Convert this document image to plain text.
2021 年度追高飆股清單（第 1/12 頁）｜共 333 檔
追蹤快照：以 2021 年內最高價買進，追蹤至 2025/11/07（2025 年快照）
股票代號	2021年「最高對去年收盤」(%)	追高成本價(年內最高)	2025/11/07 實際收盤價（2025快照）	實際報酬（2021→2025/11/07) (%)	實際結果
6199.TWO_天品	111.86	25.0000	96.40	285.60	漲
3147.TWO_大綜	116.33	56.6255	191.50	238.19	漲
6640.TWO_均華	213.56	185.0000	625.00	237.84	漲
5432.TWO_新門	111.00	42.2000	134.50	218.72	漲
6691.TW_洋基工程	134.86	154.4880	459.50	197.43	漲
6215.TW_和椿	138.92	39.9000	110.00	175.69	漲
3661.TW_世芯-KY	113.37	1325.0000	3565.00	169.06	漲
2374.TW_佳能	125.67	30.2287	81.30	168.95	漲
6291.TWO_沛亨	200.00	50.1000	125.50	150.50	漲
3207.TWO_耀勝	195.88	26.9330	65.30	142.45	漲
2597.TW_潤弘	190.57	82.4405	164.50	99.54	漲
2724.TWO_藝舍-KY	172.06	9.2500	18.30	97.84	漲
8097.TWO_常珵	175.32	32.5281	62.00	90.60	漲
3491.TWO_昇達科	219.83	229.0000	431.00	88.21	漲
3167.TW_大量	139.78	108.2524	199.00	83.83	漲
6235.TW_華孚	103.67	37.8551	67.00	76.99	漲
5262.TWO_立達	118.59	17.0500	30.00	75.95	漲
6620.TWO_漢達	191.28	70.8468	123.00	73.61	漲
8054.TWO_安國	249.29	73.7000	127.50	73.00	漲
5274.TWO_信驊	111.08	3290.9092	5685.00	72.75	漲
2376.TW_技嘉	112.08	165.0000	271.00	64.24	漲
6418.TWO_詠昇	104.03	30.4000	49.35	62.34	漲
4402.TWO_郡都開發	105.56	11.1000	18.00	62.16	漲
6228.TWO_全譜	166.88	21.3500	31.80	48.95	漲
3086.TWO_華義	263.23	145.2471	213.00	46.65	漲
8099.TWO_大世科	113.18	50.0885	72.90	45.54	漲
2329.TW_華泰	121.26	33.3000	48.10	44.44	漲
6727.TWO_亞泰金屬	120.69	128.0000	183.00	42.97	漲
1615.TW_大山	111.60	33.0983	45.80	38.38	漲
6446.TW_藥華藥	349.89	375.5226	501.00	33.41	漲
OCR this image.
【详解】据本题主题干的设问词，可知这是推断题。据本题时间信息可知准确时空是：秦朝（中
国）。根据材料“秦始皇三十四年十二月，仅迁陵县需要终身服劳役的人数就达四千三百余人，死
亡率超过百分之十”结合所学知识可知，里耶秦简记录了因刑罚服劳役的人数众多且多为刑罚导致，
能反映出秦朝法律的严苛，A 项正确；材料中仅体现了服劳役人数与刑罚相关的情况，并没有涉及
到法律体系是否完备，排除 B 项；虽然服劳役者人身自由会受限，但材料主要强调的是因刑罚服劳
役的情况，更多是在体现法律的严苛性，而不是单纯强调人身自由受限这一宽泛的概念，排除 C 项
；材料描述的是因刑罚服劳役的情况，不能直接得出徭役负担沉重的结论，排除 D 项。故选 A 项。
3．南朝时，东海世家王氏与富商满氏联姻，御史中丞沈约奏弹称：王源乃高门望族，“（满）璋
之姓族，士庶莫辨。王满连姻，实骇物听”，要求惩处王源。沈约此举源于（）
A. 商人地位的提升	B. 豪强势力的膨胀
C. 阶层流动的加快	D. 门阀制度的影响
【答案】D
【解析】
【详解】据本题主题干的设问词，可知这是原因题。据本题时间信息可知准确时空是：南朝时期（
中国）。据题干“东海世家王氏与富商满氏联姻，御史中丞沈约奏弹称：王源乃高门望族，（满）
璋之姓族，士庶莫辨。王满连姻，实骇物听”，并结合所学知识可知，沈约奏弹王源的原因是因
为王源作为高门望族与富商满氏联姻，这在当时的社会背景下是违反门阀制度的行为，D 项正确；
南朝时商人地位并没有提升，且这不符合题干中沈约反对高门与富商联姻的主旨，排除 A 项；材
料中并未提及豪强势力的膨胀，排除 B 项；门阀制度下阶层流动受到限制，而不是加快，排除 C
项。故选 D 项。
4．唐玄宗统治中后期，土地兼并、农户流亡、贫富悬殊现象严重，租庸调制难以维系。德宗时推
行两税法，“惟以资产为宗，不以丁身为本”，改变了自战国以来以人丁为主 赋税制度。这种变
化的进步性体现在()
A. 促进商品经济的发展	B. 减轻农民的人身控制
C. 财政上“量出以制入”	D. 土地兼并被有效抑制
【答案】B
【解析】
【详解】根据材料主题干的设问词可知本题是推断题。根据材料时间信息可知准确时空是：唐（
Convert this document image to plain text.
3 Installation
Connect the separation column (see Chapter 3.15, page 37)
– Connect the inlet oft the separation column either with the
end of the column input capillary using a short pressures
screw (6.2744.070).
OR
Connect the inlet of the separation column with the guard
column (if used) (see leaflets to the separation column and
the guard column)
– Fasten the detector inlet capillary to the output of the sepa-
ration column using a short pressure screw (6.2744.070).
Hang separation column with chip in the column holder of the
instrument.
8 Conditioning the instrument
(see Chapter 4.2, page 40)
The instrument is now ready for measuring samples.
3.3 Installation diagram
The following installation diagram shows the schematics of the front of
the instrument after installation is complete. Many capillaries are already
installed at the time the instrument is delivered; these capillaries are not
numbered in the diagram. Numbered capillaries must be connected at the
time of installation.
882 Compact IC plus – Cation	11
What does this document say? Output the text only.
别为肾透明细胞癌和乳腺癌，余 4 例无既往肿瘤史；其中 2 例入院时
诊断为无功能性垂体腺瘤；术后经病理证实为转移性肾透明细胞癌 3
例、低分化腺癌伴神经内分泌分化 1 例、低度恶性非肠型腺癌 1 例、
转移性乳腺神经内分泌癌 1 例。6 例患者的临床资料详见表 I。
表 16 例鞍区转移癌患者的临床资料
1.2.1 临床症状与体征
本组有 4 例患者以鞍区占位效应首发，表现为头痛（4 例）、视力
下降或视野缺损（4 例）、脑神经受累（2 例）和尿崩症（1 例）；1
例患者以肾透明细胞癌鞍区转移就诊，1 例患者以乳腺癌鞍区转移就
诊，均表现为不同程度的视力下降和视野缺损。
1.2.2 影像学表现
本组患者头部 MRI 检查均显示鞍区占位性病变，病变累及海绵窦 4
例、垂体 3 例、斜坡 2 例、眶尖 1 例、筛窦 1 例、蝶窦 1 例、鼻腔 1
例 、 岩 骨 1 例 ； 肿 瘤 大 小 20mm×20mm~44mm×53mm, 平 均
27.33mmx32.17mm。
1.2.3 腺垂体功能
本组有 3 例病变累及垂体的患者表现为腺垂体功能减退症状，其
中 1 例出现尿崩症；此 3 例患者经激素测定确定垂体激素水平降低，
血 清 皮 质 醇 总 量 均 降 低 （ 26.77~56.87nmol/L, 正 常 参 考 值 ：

........

§ The exercise
Repeat the whole listing exactly, keeping every line intact.

§ Correct output
Convert this document image to plain text.
2021 年度追高飆股清單（第 1/12 頁）｜共 333 檔
追蹤快照：以 2021 年內最高價買進，追蹤至 2025/11/07（2025 年快照）
股票代號	2021年「最高對去年收盤」(%)	追高成本價(年內最高)	2025/11/07 實際收盤價（2025快照）	實際報酬（2021→2025/11/07) (%)	實際結果
6199.TWO_天品	111.86	25.0000	96.40	285.60	漲
3147.TWO_大綜	116.33	56.6255	191.50	238.19	漲
6640.TWO_均華	213.56	185.0000	625.00	237.84	漲
5432.TWO_新門	111.00	42.2000	134.50	218.72	漲
6691.TW_洋基工程	134.86	154.4880	459.50	197.43	漲
6215.TW_和椿	138.92	39.9000	110.00	175.69	漲
3661.TW_世芯-KY	113.37	1325.0000	3565.00	169.06	漲
2374.TW_佳能	125.67	30.2287	81.30	168.95	漲
6291.TWO_沛亨	200.00	50.1000	125.50	150.50	漲
3207.TWO_耀勝	195.88	26.9330	65.30	142.45	漲
2597.TW_潤弘	190.57	82.4405	164.50	99.54	漲
2724.TWO_藝舍-KY	172.06	9.2500	18.30	97.84	漲
8097.TWO_常珵	175.32	32.5281	62.00	90.60	漲
3491.TWO_昇達科	219.83	229.0000	431.00	88.21	漲
3167.TW_大量	139.78	108.2524	199.00	83.83	漲
6235.TW_華孚	103.67	37.8551	67.00	76.99	漲
5262.TWO_立達	118.59	17.0500	30.00	75.95	漲
6620.TWO_漢達	191.28	70.8468	123.00	73.61	漲
8054.TWO_安國	249.29	73.7000	127.50	73.00	漲
5274.TWO_信驊	111.08	3290.9092	5685.00	72.75	漲
2376.TW_技嘉	112.08	165.0000	271.00	64.24	漲
6418.TWO_詠昇	104.03	30.4000	49.35	62.34	漲
4402.TWO_郡都開發	105.56	11.1000	18.00	62.16	漲
6228.TWO_全譜	166.88	21.3500	31.80	48.95	漲
3086.TWO_華義	263.23	145.2471	213.00	46.65	漲
8099.TWO_大世科	113.18	50.0885	72.90	45.54	漲
2329.TW_華泰	121.26	33.3000	48.10	44.44	漲
6727.TWO_亞泰金屬	120.69	128.0000	183.00	42.97	漲
1615.TW_大山	111.60	33.0983	45.80	38.38	漲
6446.TW_藥華藥	349.89	375.5226	501.00	33.41	漲
OCR this image.
【详解】据本题主题干的设问词，可知这是推断题。据本题时间信息可知准确时空是：秦朝（中
国）。根据材料“秦始皇三十四年十二月，仅迁陵县需要终身服劳役的人数就达四千三百余人，死
亡率超过百分之十”结合所学知识可知，里耶秦简记录了因刑罚服劳役的人数众多且多为刑罚导致，
能反映出秦朝法律的严苛，A 项正确；材料中仅体现了服劳役人数与刑罚相关的情况，并没有涉及
到法律体系是否完备，排除 B 项；虽然服劳役者人身自由会受限，但材料主要强调的是因刑罚服劳
役的情况，更多是在体现法律的严苛性，而不是单纯强调人身自由受限这一宽泛的概念，排除 C 项
；材料描述的是因刑罚服劳役的情况，不能直接得出徭役负担沉重的结论，排除 D 项。故选 A 项。
3．南朝时，东海世家王氏与富商满氏联姻，御史中丞沈约奏弹称：王源乃高门望族，“（满）璋
之姓族，士庶莫辨。王满连姻，实骇物听”，要求惩处王源。沈约此举源于（）
A. 商人地位的提升	B. 豪强势力的膨胀
C. 阶层流动的加快	D. 门阀制度的影响
【答案】D
【解析】
【详解】据本题主题干的设问词，可知这是原因题。据本题时间信息可知准确时空是：南朝时期（
中国）。据题干“东海世家王氏与富商满氏联姻，御史中丞沈约奏弹称：王源乃高门望族，（满）
璋之姓族，士庶莫辨。王满连姻，实骇物听”，并结合所学知识可知，沈约奏弹王源的原因是因
为王源作为高门望族与富商满氏联姻，这在当时的社会背景下是违反门阀制度的行为，D 项正确；
南朝时商人地位并没有提升，且这不符合题干中沈约反对高门与富商联姻的主旨，排除 A 项；材
料中并未提及豪强势力的膨胀，排除 B 项；门阀制度下阶层流动受到限制，而不是加快，排除 C
项。故选 D 项。
4．唐玄宗统治中后期，土地兼并、农户流亡、贫富悬殊现象严重，租庸调制难以维系。德宗时推
行两税法，“惟以资产为宗，不以丁身为本”，改变了自战国以来以人丁为主 赋税制度。这种变
化的进步性体现在()
A. 促进商品经济的发展	B. 减轻农民的人身控制
C. 财政上“量出以制入”	D. 土地兼并被有效抑制
【答案】B
【解析】
【详解】根据材料主题干的设问词可知本题是推断题。根据材料时间信息可知准确时空是：唐（
Convert this document image to plain text.
3 Installation
Connect the separation column (see Chapter 3.15, page 37)
– Connect the inlet oft the separation column either with the
end of the column input capillary using a short pressures
screw (6.2744.070).
OR
Connect the inlet of the separation column with the guard
column (if used) (see leaflets to the separation column and
the guard column)
– Fasten the detector inlet capillary to the output of the sepa-
ration column using a short pressure screw (6.2744.070).
Hang separation column with chip in the column holder of the
instrument.
8 Conditioning the instrument
(see Chapter 4.2, page 40)
The instrument is now ready for measuring samples.
3.3 Installation diagram
The following installation diagram shows the schematics of the front of
the instrument after installation is complete. Many capillaries are already
installed at the time the instrument is delivered; these capillaries are not
numbered in the diagram. Numbered capillaries must be connected at the
time of installation.
882 Compact IC plus – Cation	11
What does this document say? Output the text only.
别为肾透明细胞癌和乳腺癌，余 4 例无既往肿瘤史；其中 2 例入院时
诊断为无功能性垂体腺瘤；术后经病理证实为转移性肾透明细胞癌 3
例、低分化腺癌伴神经内分泌分化 1 例、低度恶性非肠型腺癌 1 例、
转移性乳腺神经内分泌癌 1 例。6 例患者的临床资料详见表 I。
表 16 例鞍区转移癌患者的临床资料
1.2.1 临床症状与体征
本组有 4 例患者以鞍区占位效应首发，表现为头痛（4 例）、视力
下降或视野缺损（4 例）、脑神经受累（2 例）和尿崩症（1 例）；1
例患者以肾透明细胞癌鞍区转移就诊，1 例患者以乳腺癌鞍区转移就
诊，均表现为不同程度的视力下降和视野缺损。
1.2.2 影像学表现
本组患者头部 MRI 检查均显示鞍区占位性病变，病变累及海绵窦 4
例、垂体 3 例、斜坡 2 例、眶尖 1 例、筛窦 1 例、蝶窦 1 例、鼻腔 1
例 、 岩 骨 1 例 ； 肿 瘤 大 小 20mm×20mm~44mm×53mm, 平 均
27.33mmx32.17mm。
1.2.3 腺垂体功能
本组有 3 例病变累及垂体的患者表现为腺垂体功能减退症状，其
中 1 例出现尿崩症；此 3 例患者经激素测定确定垂体激素水平降低，
血 清 皮 质 醇 总 量 均 降 低 （ 26.77~56.87nmol/L, 正 常 参 考 值 ：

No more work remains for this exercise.